- [GIVEN EXERCISE] Search the data below for "instrucciones"; list each line that holds it.

- [RECORDS TO PROCESS]
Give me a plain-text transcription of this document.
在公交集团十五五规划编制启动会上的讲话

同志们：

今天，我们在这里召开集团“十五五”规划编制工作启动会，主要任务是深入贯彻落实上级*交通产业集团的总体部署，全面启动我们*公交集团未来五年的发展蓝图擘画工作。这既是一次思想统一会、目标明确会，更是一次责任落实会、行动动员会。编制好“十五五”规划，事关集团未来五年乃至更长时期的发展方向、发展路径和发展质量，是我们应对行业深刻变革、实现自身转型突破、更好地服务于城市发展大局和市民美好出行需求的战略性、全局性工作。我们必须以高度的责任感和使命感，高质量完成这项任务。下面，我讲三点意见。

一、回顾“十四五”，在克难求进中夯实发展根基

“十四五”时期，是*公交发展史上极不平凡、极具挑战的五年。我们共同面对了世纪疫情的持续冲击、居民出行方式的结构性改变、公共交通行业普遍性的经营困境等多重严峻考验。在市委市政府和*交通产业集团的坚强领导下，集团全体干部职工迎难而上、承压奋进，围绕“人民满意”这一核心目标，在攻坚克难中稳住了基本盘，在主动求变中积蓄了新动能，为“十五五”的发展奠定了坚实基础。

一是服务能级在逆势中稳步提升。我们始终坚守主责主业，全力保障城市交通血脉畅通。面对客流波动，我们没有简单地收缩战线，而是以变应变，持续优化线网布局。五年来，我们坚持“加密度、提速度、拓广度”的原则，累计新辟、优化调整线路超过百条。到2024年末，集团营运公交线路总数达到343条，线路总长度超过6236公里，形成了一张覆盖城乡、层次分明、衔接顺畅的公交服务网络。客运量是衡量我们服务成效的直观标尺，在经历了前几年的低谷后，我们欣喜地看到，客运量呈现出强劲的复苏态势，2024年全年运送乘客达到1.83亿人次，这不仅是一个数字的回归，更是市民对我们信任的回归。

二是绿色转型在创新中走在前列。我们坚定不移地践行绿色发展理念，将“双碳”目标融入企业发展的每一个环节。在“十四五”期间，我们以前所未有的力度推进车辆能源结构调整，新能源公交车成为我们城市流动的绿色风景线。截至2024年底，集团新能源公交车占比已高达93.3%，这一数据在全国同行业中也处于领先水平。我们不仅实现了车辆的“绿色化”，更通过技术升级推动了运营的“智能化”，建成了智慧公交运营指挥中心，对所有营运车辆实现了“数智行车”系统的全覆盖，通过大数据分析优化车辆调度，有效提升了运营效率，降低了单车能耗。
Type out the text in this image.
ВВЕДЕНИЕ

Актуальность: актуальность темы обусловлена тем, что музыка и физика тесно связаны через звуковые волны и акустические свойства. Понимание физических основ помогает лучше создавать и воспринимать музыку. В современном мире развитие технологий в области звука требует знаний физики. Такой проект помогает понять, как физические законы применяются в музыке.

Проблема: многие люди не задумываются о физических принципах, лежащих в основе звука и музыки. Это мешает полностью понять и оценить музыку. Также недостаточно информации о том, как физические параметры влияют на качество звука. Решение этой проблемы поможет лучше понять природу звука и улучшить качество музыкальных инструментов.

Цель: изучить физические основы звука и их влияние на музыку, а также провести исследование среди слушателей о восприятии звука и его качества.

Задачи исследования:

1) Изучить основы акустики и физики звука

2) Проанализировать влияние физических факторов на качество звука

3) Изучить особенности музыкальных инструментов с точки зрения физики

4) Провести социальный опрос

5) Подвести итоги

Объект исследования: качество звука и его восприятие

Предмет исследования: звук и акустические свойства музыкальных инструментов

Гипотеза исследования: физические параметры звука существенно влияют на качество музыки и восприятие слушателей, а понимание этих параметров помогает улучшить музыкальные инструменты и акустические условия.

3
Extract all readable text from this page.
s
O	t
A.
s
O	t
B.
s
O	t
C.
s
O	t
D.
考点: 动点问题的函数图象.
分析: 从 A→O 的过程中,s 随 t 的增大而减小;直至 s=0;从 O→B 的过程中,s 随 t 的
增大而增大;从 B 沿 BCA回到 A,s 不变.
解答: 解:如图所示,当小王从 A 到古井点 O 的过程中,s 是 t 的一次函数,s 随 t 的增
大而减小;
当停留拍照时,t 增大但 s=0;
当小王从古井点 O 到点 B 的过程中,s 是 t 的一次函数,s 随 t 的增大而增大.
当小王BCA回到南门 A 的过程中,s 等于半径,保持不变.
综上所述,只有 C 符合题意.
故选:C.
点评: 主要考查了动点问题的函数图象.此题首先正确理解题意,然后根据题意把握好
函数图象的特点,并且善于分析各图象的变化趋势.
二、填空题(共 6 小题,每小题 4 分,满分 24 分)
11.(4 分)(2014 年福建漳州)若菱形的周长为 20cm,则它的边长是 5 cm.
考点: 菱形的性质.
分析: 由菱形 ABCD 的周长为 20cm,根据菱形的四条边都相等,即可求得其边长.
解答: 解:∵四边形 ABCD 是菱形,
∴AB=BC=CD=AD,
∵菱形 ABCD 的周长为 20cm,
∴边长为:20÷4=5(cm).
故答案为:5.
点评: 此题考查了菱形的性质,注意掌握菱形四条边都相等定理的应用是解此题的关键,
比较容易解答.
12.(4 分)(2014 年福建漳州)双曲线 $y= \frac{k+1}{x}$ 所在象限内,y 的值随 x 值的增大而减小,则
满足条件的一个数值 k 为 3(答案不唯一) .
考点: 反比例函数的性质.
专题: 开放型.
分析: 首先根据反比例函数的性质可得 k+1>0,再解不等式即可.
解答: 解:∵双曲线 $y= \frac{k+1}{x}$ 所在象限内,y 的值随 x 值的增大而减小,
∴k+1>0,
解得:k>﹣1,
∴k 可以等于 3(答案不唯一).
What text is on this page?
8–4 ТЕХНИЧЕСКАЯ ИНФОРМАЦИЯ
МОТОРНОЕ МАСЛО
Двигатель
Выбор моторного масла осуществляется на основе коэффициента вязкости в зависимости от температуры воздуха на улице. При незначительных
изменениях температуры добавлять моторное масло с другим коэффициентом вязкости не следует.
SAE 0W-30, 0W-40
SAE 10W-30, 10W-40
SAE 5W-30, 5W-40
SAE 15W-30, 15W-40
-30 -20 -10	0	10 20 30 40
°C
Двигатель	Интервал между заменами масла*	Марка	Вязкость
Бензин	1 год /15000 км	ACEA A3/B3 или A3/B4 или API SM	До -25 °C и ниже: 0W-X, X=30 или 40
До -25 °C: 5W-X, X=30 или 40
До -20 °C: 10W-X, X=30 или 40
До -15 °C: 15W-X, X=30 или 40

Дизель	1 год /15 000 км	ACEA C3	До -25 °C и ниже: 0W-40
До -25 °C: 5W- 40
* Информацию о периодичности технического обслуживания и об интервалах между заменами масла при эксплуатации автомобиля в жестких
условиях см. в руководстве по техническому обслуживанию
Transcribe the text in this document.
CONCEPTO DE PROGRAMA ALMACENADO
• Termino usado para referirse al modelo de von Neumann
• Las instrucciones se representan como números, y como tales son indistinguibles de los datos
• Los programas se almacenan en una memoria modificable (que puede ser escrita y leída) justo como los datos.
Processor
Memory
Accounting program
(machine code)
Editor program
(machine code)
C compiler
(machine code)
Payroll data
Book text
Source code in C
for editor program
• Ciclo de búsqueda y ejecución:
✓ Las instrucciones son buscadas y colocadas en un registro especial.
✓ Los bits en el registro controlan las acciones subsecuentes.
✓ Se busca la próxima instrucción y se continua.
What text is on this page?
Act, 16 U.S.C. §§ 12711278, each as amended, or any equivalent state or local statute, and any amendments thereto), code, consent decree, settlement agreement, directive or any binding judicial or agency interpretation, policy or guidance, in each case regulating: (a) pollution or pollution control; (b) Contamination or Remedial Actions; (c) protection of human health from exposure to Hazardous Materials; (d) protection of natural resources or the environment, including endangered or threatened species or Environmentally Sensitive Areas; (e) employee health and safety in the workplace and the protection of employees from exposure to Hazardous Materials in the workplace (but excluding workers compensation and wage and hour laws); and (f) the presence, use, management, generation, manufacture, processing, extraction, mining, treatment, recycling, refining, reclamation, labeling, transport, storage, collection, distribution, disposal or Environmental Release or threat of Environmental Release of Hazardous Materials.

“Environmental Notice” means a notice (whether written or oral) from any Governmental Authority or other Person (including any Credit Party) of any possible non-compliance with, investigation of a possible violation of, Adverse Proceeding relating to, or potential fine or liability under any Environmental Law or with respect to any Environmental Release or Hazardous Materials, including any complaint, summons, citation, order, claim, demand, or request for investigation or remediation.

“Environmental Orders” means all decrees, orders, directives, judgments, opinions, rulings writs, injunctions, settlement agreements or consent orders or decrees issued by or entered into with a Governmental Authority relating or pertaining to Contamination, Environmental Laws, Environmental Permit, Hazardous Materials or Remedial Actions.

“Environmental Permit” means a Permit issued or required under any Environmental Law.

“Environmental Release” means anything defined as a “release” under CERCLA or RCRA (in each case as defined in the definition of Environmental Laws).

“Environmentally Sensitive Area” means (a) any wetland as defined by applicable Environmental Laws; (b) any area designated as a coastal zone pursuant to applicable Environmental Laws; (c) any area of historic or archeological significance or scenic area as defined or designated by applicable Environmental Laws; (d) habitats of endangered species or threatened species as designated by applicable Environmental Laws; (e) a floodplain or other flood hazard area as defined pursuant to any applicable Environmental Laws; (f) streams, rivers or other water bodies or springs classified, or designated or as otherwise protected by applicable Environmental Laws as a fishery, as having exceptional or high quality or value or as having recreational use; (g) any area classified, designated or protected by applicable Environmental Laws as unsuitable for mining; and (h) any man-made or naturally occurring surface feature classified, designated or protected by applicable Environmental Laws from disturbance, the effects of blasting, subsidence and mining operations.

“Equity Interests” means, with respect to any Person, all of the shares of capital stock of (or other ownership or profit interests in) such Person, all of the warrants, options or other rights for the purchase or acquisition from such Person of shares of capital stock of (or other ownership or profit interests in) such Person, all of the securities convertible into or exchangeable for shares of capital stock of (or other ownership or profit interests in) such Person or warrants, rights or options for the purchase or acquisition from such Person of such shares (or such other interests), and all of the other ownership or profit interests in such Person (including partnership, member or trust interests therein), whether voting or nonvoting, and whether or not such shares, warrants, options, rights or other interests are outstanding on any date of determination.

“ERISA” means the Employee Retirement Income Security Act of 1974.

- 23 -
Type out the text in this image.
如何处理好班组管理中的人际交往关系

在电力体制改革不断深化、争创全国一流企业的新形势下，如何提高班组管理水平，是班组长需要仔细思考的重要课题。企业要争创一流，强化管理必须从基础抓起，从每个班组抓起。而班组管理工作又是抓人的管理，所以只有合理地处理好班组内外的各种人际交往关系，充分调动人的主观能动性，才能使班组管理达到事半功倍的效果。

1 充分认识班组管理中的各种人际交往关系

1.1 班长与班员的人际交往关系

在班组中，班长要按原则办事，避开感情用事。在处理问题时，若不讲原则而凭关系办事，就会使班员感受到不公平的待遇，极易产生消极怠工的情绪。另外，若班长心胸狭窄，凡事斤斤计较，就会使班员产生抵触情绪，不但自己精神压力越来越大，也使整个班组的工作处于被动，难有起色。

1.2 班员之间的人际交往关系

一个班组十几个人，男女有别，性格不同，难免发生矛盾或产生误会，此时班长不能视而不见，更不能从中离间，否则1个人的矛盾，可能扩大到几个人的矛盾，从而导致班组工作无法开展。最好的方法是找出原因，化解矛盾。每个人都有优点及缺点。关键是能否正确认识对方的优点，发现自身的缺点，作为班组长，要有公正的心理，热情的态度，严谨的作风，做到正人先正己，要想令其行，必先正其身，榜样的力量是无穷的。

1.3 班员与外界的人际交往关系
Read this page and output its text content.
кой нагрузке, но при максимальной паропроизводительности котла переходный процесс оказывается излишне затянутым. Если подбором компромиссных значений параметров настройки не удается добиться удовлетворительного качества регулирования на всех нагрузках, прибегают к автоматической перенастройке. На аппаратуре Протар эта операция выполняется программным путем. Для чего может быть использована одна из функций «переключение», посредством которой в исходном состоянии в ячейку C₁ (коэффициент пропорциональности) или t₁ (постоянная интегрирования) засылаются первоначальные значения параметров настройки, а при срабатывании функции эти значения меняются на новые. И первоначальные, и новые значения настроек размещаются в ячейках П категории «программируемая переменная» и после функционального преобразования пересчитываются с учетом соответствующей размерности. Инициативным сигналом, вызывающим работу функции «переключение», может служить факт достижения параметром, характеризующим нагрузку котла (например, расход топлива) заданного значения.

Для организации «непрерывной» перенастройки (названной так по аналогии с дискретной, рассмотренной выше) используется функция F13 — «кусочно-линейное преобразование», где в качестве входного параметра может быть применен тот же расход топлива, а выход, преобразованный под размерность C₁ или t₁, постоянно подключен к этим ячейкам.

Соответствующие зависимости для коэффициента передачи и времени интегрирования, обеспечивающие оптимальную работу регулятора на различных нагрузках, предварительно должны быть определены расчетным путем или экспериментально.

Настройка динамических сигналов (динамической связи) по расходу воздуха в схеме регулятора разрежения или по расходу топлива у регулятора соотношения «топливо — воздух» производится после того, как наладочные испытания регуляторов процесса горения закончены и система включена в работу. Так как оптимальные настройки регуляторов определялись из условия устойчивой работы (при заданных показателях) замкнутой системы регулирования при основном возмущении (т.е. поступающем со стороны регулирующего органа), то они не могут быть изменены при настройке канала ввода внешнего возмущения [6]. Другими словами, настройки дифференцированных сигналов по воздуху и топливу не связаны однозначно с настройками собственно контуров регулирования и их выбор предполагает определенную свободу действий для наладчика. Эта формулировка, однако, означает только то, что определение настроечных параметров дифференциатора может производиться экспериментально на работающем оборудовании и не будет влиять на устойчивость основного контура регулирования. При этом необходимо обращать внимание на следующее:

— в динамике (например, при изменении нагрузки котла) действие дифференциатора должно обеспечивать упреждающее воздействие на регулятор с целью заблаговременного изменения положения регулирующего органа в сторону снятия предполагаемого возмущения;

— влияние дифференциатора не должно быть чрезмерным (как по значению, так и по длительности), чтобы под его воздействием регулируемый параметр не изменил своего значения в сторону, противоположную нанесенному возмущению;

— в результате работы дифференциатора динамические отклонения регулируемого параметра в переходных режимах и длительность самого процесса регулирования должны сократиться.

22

- [RESPONSE TO THE TASK]
• Las instrucciones se representan como números, y como tales son indistinguibles de los datos
✓ Las instrucciones son buscadas y colocadas en un registro especial.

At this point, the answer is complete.